§ Direction:
Restate each of the lines given below, word for word.

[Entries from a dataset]
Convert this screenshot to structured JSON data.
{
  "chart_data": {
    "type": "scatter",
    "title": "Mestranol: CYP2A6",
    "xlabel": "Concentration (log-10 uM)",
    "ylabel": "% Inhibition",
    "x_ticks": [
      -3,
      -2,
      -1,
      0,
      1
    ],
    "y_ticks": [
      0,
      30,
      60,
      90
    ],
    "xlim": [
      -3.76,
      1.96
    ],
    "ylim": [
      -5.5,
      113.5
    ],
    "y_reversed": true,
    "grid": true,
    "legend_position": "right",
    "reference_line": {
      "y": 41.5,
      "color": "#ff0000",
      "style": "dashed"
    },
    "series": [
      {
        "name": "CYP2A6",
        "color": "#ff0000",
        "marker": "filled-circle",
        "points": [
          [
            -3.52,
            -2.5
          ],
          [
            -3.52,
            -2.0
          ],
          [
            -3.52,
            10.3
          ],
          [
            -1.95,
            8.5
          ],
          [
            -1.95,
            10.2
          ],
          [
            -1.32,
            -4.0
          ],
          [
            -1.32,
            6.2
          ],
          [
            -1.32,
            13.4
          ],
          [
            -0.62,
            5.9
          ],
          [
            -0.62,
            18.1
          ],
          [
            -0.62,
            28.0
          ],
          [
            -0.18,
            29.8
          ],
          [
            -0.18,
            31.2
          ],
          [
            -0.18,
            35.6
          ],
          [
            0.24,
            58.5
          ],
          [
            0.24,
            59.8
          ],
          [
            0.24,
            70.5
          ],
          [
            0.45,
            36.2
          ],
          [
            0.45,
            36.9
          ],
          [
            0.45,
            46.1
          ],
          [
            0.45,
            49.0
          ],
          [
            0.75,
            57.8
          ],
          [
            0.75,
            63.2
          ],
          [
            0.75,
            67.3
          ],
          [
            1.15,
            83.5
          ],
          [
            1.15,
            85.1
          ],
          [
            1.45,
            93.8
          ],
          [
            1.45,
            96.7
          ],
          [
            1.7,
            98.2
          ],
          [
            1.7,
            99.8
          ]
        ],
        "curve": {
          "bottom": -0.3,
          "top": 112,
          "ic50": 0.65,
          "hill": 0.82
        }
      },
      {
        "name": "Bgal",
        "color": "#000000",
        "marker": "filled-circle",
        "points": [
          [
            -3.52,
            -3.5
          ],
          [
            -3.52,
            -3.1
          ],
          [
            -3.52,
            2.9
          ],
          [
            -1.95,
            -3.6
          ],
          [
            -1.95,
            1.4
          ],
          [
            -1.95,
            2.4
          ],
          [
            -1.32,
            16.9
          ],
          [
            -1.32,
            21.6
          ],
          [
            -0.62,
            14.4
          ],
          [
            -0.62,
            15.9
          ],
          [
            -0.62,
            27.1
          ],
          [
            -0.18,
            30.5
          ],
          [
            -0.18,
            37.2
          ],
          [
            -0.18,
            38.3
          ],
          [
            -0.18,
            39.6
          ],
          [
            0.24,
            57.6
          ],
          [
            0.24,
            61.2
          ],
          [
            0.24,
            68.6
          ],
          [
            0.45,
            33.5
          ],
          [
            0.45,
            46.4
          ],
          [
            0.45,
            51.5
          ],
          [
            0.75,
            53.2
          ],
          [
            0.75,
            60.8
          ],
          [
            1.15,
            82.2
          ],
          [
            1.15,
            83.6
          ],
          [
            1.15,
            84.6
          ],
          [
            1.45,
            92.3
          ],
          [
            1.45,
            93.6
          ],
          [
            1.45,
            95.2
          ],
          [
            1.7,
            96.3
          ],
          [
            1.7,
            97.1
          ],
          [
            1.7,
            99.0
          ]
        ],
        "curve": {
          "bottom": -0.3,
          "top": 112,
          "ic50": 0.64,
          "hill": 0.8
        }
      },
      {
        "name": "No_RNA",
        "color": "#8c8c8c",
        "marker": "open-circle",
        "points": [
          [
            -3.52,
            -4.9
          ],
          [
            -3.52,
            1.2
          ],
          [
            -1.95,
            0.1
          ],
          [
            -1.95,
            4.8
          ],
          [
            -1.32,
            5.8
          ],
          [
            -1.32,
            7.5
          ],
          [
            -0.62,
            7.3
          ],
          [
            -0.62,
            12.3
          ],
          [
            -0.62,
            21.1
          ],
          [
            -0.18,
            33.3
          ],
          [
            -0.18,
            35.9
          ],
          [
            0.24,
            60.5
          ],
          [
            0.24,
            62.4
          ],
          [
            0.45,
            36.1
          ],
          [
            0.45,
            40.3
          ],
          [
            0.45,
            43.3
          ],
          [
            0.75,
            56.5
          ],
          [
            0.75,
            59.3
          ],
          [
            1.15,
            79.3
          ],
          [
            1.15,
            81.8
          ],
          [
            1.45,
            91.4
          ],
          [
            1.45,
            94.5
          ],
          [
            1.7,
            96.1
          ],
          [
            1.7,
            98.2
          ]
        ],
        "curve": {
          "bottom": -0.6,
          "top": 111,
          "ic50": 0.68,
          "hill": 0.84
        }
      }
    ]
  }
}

§ Exercise solution:
Convert this screenshot to structured JSON data.
{
  "chart_data": {
    "type": "scatter",
    "title": "Mestranol: CYP2A6",
    "xlabel": "Concentration (log-10 uM)",
    "ylabel": "% Inhibition",
    "x_ticks": [
      -3,
      -2,
      -1,
      0,
      1
    ],
    "y_ticks": [
      0,
      30,
      60,
      90
    ],
    "xlim": [
      -3.76,
      1.96
    ],
    "ylim": [
      -5.5,
      113.5
    ],
    "y_reversed": true,
    "grid": true,
    "legend_position": "right",
    "reference_line": {
      "y": 41.5,
      "color": "#ff0000",
      "style": "dashed"
    },
    "series": [
      {
        "name": "CYP2A6",
        "color": "#ff0000",
        "marker": "filled-circle",
        "points": [
          [
            -3.52,
            -2.5
          ],
          [
            -3.52,
            -2.0
          ],
          [
            -3.52,
            10.3
          ],
          [
            -1.95,
            8.5
          ],
          [
            -1.95,
            10.2
          ],
          [
            -1.32,
            -4.0
          ],
          [
            -1.32,
            6.2
          ],
          [
            -1.32,
            13.4
          ],
          [
            -0.62,
            5.9
          ],
          [
            -0.62,
            18.1
          ],
          [
            -0.62,
            28.0
          ],
          [
            -0.18,
            29.8
          ],
          [
            -0.18,
            31.2
          ],
          [
            -0.18,
            35.6
          ],
          [
            0.24,
            58.5
          ],
          [
            0.24,
            59.8
          ],
          [
            0.24,
            70.5
          ],
          [
            0.45,
            36.2
          ],
          [
            0.45,
            36.9
          ],
          [
            0.45,
            46.1
          ],
          [
            0.45,
            49.0
          ],
          [
            0.75,
            57.8
          ],
          [
            0.75,
            63.2
          ],
          [
            0.75,
            67.3
          ],
          [
            1.15,
            83.5
          ],
          [
            1.15,
            85.1
          ],
          [
            1.45,
            93.8
          ],
          [
            1.45,
            96.7
          ],
          [
            1.7,
            98.2
          ],
          [
            1.7,
            99.8
          ]
        ],
        "curve": {
          "bottom": -0.3,
          "top": 112,
          "ic50": 0.65,
          "hill": 0.82
        }
      },
      {
        "name": "Bgal",
        "color": "#000000",
        "marker": "filled-circle",
        "points": [
          [
            -3.52,
            -3.5
          ],
          [
            -3.52,
            -3.1
          ],
          [
            -3.52,
            2.9
          ],
          [
            -1.95,
            -3.6
          ],
          [
            -1.95,
            1.4
          ],
          [
            -1.95,
            2.4
          ],
          [
            -1.32,
            16.9
          ],
          [
            -1.32,
            21.6
          ],
          [
            -0.62,
            14.4
          ],
          [
            -0.62,
            15.9
          ],
          [
            -0.62,
            27.1
          ],
          [
            -0.18,
            30.5
          ],
          [
            -0.18,
            37.2
          ],
          [
            -0.18,
            38.3
          ],
          [
            -0.18,
            39.6
          ],
          [
            0.24,
            57.6
          ],
          [
            0.24,
            61.2
          ],
          [
            0.24,
            68.6
          ],
          [
            0.45,
            33.5
          ],
          [
            0.45,
            46.4
          ],
          [
            0.45,
            51.5
          ],
          [
            0.75,
            53.2
          ],
          [
            0.75,
            60.8
          ],
          [
            1.15,
            82.2
          ],
          [
            1.15,
            83.6
          ],
          [
            1.15,
            84.6
          ],
          [
            1.45,
            92.3
          ],
          [
            1.45,
            93.6
          ],
          [
            1.45,
            95.2
          ],
          [
            1.7,
            96.3
          ],
          [
            1.7,
            97.1
          ],
          [
            1.7,
            99.0
          ]
        ],
        "curve": {
          "bottom": -0.3,
          "top": 112,
          "ic50": 0.64,
          "hill": 0.8
        }
      },
      {
        "name": "No_RNA",
        "color": "#8c8c8c",
        "marker": "open-circle",
        "points": [
          [
            -3.52,
            -4.9
          ],
          [
            -3.52,
            1.2
          ],
          [
            -1.95,
            0.1
          ],
          [
            -1.95,
            4.8
          ],
          [
            -1.32,
            5.8
          ],
          [
            -1.32,
            7.5
          ],
          [
            -0.62,
            7.3
          ],
          [
            -0.62,
            12.3
          ],
          [
            -0.62,
            21.1
          ],
          [
            -0.18,
            33.3
          ],
          [
            -0.18,
            35.9
          ],
          [
            0.24,
            60.5
          ],
          [
            0.24,
            62.4
          ],
          [
            0.45,
            36.1
          ],
          [
            0.45,
            40.3
          ],
          [
            0.45,
            43.3
          ],
          [
            0.75,
            56.5
          ],
          [
            0.75,
            59.3
          ],
          [
            1.15,
            79.3
          ],
          [
            1.15,
            81.8
          ],
          [
            1.45,
            91.4
          ],
          [
            1.45,
            94.5
          ],
          [
            1.7,
            96.1
          ],
          [
            1.7,
            98.2
          ]
        ],
        "curve": {
          "bottom": -0.6,
          "top": 111,
          "ic50": 0.68,
          "hill": 0.84
        }
      }
    ]
  }
}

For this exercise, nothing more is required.